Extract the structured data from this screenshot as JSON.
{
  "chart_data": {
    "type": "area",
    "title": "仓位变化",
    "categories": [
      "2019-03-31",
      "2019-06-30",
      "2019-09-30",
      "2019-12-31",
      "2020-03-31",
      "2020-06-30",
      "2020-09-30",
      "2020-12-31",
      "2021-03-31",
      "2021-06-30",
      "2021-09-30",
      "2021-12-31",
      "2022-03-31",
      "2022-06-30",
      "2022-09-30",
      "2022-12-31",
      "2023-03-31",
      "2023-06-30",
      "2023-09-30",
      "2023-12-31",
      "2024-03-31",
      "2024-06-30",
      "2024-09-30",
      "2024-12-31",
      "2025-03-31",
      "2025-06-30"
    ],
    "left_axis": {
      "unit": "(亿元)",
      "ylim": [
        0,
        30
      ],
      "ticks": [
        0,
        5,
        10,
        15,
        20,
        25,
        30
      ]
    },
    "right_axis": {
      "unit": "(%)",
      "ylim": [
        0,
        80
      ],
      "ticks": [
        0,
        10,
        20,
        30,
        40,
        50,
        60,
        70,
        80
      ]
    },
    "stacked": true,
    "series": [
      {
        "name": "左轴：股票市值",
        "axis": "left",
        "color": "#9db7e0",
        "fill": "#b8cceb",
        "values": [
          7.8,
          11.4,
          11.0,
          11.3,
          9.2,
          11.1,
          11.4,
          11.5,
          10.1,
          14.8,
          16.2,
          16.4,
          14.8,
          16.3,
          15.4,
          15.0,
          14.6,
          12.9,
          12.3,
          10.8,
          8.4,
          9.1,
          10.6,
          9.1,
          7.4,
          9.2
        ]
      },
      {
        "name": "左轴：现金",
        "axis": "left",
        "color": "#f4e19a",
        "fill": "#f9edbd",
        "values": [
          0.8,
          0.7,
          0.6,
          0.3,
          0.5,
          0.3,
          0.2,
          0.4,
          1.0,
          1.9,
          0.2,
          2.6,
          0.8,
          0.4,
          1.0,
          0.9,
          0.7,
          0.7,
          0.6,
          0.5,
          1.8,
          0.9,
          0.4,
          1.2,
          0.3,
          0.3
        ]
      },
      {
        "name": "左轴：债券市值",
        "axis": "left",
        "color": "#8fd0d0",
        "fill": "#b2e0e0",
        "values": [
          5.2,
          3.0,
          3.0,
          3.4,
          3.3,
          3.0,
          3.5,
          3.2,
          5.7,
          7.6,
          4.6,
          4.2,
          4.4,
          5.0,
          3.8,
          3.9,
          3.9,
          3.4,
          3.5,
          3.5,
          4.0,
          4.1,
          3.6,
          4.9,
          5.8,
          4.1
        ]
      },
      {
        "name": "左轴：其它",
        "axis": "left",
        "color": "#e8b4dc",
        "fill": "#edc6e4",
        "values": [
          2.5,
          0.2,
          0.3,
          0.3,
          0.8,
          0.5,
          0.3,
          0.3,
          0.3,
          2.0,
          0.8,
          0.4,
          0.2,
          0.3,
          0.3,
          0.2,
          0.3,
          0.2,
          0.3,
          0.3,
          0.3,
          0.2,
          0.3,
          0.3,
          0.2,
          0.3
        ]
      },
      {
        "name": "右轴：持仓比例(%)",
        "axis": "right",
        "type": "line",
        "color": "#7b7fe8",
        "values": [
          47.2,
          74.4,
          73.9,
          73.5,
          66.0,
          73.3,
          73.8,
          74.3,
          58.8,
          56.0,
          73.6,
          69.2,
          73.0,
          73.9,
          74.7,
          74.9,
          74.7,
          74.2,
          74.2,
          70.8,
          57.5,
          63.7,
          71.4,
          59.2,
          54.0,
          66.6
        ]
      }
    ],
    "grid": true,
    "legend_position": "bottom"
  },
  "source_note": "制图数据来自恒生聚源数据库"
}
######
### [Stated exercise]
In this exercise, repeat all entries exactly.

### [Correct result]
Extract the structured data from this screenshot as JSON.
{
  "chart_data": {
    "type": "area",
    "title": "仓位变化",
    "categories": [
      "2019-03-31",
      "2019-06-30",
      "2019-09-30",
      "2019-12-31",
      "2020-03-31",
      "2020-06-30",
      "2020-09-30",
      "2020-12-31",
      "2021-03-31",
      "2021-06-30",
      "2021-09-30",
      "2021-12-31",
      "2022-03-31",
      "2022-06-30",
      "2022-09-30",
      "2022-12-31",
      "2023-03-31",
      "2023-06-30",
      "2023-09-30",
      "2023-12-31",
      "2024-03-31",
      "2024-06-30",
      "2024-09-30",
      "2024-12-31",
      "2025-03-31",
      "2025-06-30"
    ],
    "left_axis": {
      "unit": "(亿元)",
      "ylim": [
        0,
        30
      ],
      "ticks": [
        0,
        5,
        10,
        15,
        20,
        25,
        30
      ]
    },
    "right_axis": {
      "unit": "(%)",
      "ylim": [
        0,
        80
      ],
      "ticks": [
        0,
        10,
        20,
        30,
        40,
        50,
        60,
        70,
        80
      ]
    },
    "stacked": true,
    "series": [
      {
        "name": "左轴：股票市值",
        "axis": "left",
        "color": "#9db7e0",
        "fill": "#b8cceb",
        "values": [
          7.8,
          11.4,
          11.0,
          11.3,
          9.2,
          11.1,
          11.4,
          11.5,
          10.1,
          14.8,
          16.2,
          16.4,
          14.8,
          16.3,
          15.4,
          15.0,
          14.6,
          12.9,
          12.3,
          10.8,
          8.4,
          9.1,
          10.6,
          9.1,
          7.4,
          9.2
        ]
      },
      {
        "name": "左轴：现金",
        "axis": "left",
        "color": "#f4e19a",
        "fill": "#f9edbd",
        "values": [
          0.8,
          0.7,
          0.6,
          0.3,
          0.5,
          0.3,
          0.2,
          0.4,
          1.0,
          1.9,
          0.2,
          2.6,
          0.8,
          0.4,
          1.0,
          0.9,
          0.7,
          0.7,
          0.6,
          0.5,
          1.8,
          0.9,
          0.4,
          1.2,
          0.3,
          0.3
        ]
      },
      {
        "name": "左轴：债券市值",
        "axis": "left",
        "color": "#8fd0d0",
        "fill": "#b2e0e0",
        "values": [
          5.2,
          3.0,
          3.0,
          3.4,
          3.3,
          3.0,
          3.5,
          3.2,
          5.7,
          7.6,
          4.6,
          4.2,
          4.4,
          5.0,
          3.8,
          3.9,
          3.9,
          3.4,
          3.5,
          3.5,
          4.0,
          4.1,
          3.6,
          4.9,
          5.8,
          4.1
        ]
      },
      {
        "name": "左轴：其它",
        "axis": "left",
        "color": "#e8b4dc",
        "fill": "#edc6e4",
        "values": [
          2.5,
          0.2,
          0.3,
          0.3,
          0.8,
          0.5,
          0.3,
          0.3,
          0.3,
          2.0,
          0.8,
          0.4,
          0.2,
          0.3,
          0.3,
          0.2,
          0.3,
          0.2,
          0.3,
          0.3,
          0.3,
          0.2,
          0.3,
          0.3,
          0.2,
          0.3
        ]
      },
      {
        "name": "右轴：持仓比例(%)",
        "axis": "right",
        "type": "line",
        "color": "#7b7fe8",
        "values": [
          47.2,
          74.4,
          73.9,
          73.5,
          66.0,
          73.3,
          73.8,
          74.3,
          58.8,
          56.0,
          73.6,
          69.2,
          73.0,
          73.9,
          74.7,
          74.9,
          74.7,
          74.2,
          74.2,
          70.8,
          57.5,
          63.7,
          71.4,
          59.2,
          54.0,
          66.6
        ]
      }
    ],
    "grid": true,
    "legend_position": "bottom"
  },
  "source_note": "制图数据来自恒生聚源数据库"
}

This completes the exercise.